### WORKING DATA
※

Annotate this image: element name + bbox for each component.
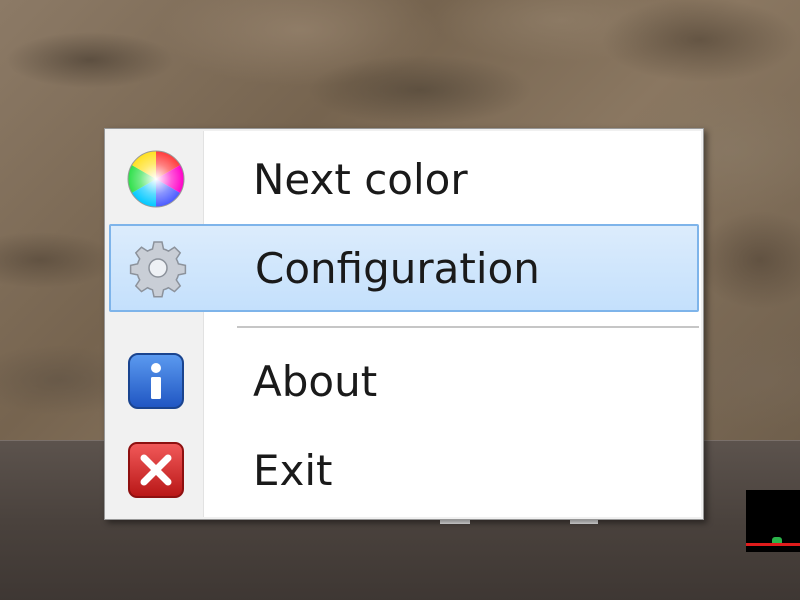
close-icon xyxy=(109,426,203,514)
color-wheel-icon xyxy=(109,135,203,223)
menu-item-about[interactable]: About xyxy=(109,337,699,425)
info-icon xyxy=(109,337,203,425)
desktop-screen: Next color Configuration About Exit xyxy=(0,0,800,600)
tray-context-menu: Next color Configuration About Exit xyxy=(104,128,704,520)
tray-app-thumbnail[interactable] xyxy=(746,490,800,552)
menu-item-exit[interactable]: Exit xyxy=(109,426,699,514)
menu-item-label: About xyxy=(253,356,378,406)
menu-item-next-color[interactable]: Next color xyxy=(109,135,699,223)
gear-icon xyxy=(111,224,205,312)
menu-item-configuration[interactable]: Configuration xyxy=(109,224,699,312)
menu-item-label: Next color xyxy=(253,154,468,204)
menu-separator xyxy=(237,326,699,330)
thumbnail-bar xyxy=(746,543,800,546)
menu-item-label: Exit xyxy=(253,445,333,495)
menu-item-label: Configuration xyxy=(255,243,540,293)
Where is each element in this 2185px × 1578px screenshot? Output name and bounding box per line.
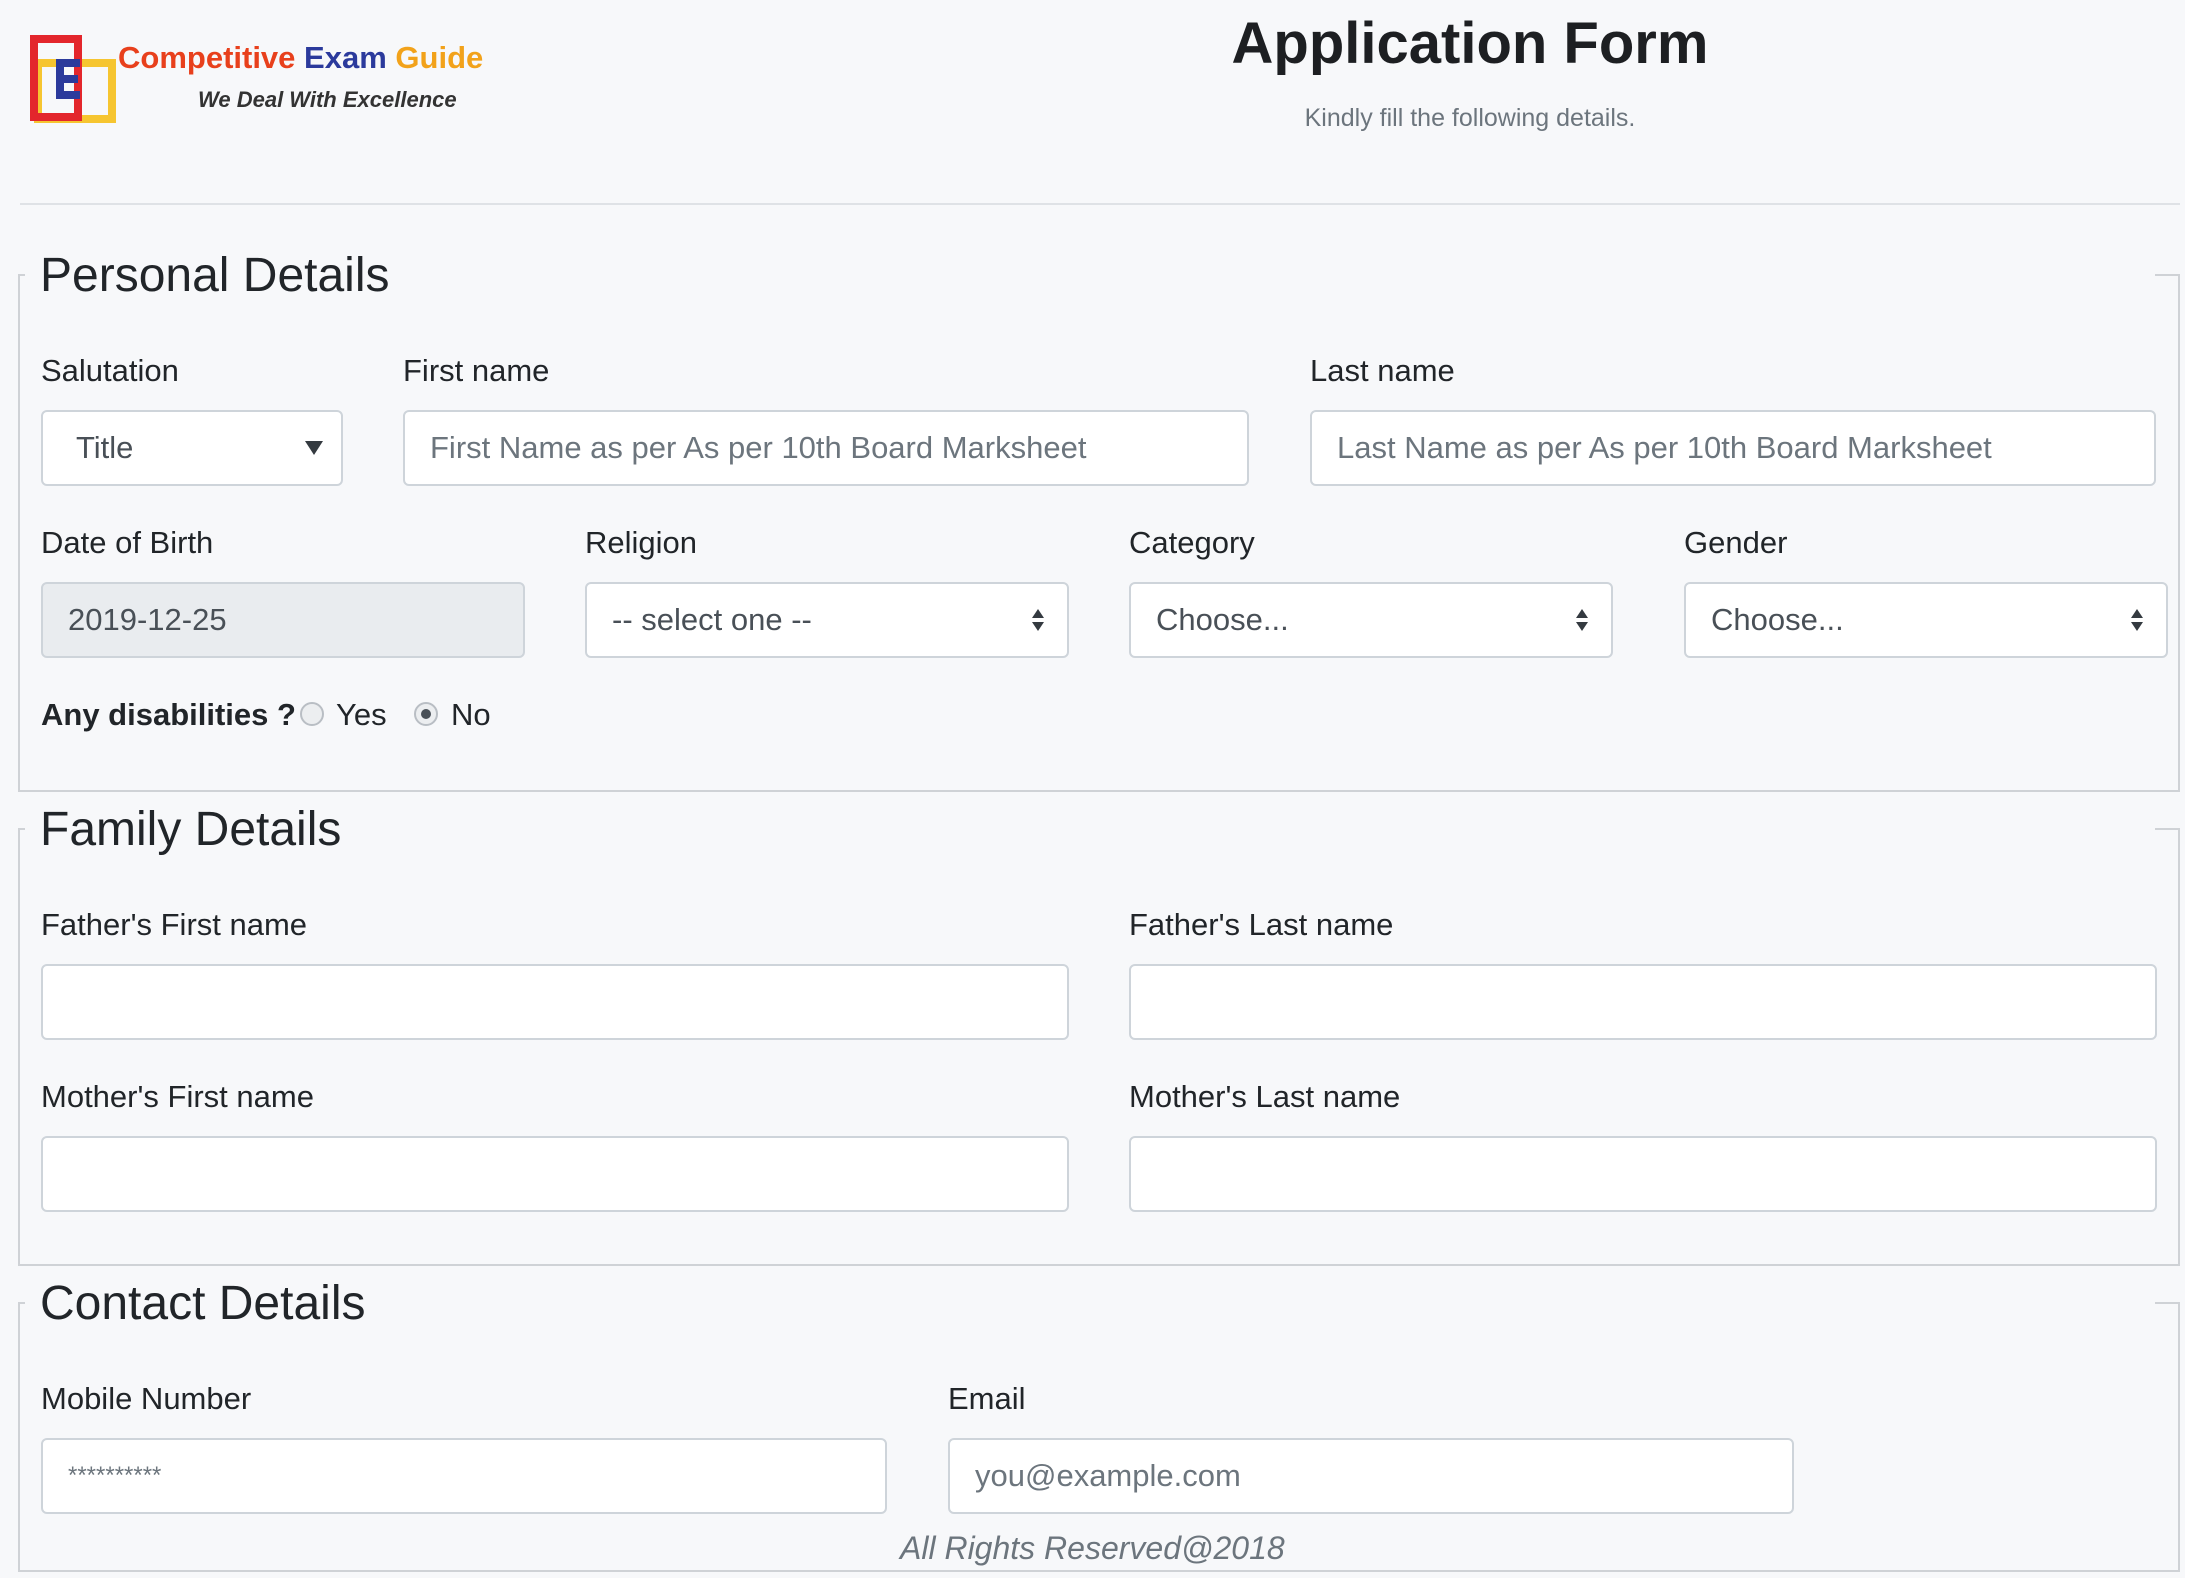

※

### PROBLEM TO WORK ON
Report each line of the rows above that contains the word "element", with case counting.

### FULL OUTPUT
Annotate this image: element name + bbox for each component.
Where is each element in this 2185px × 1578px screenshot? Output name and bounding box per line.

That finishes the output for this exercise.